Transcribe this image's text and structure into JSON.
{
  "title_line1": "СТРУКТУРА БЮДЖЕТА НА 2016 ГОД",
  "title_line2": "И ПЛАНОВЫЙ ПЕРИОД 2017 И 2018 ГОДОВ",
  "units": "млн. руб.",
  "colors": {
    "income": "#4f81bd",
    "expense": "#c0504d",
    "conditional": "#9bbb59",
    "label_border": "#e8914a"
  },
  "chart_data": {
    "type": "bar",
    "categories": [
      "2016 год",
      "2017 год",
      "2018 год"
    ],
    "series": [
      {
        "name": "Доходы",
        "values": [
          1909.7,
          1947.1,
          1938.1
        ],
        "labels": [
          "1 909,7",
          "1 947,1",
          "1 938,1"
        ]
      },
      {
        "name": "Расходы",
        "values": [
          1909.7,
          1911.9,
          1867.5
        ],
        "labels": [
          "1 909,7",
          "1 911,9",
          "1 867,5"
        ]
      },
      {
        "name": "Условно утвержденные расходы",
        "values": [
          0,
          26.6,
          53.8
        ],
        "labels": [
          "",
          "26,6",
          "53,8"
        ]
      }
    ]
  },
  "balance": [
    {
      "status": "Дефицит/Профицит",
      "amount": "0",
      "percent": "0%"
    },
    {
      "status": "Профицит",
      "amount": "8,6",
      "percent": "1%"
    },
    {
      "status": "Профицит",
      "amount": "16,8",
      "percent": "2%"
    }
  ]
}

§

• WHAT THE EXERCISE ASKS
Copy out every line of the data above, exactly as given.

• FINAL RESULT
Transcribe this image's text and structure into JSON.
{
  "title_line1": "СТРУКТУРА БЮДЖЕТА НА 2016 ГОД",
  "title_line2": "И ПЛАНОВЫЙ ПЕРИОД 2017 И 2018 ГОДОВ",
  "units": "млн. руб.",
  "colors": {
    "income": "#4f81bd",
    "expense": "#c0504d",
    "conditional": "#9bbb59",
    "label_border": "#e8914a"
  },
  "chart_data": {
    "type": "bar",
    "categories": [
      "2016 год",
      "2017 год",
      "2018 год"
    ],
    "series": [
      {
        "name": "Доходы",
        "values": [
          1909.7,
          1947.1,
          1938.1
        ],
        "labels": [
          "1 909,7",
          "1 947,1",
          "1 938,1"
        ]
      },
      {
        "name": "Расходы",
        "values": [
          1909.7,
          1911.9,
          1867.5
        ],
        "labels": [
          "1 909,7",
          "1 911,9",
          "1 867,5"
        ]
      },
      {
        "name": "Условно утвержденные расходы",
        "values": [
          0,
          26.6,
          53.8
        ],
        "labels": [
          "",
          "26,6",
          "53,8"
        ]
      }
    ]
  },
  "balance": [
    {
      "status": "Дефицит/Профицит",
      "amount": "0",
      "percent": "0%"
    },
    {
      "status": "Профицит",
      "amount": "8,6",
      "percent": "1%"
    },
    {
      "status": "Профицит",
      "amount": "16,8",
      "percent": "2%"
    }
  ]
}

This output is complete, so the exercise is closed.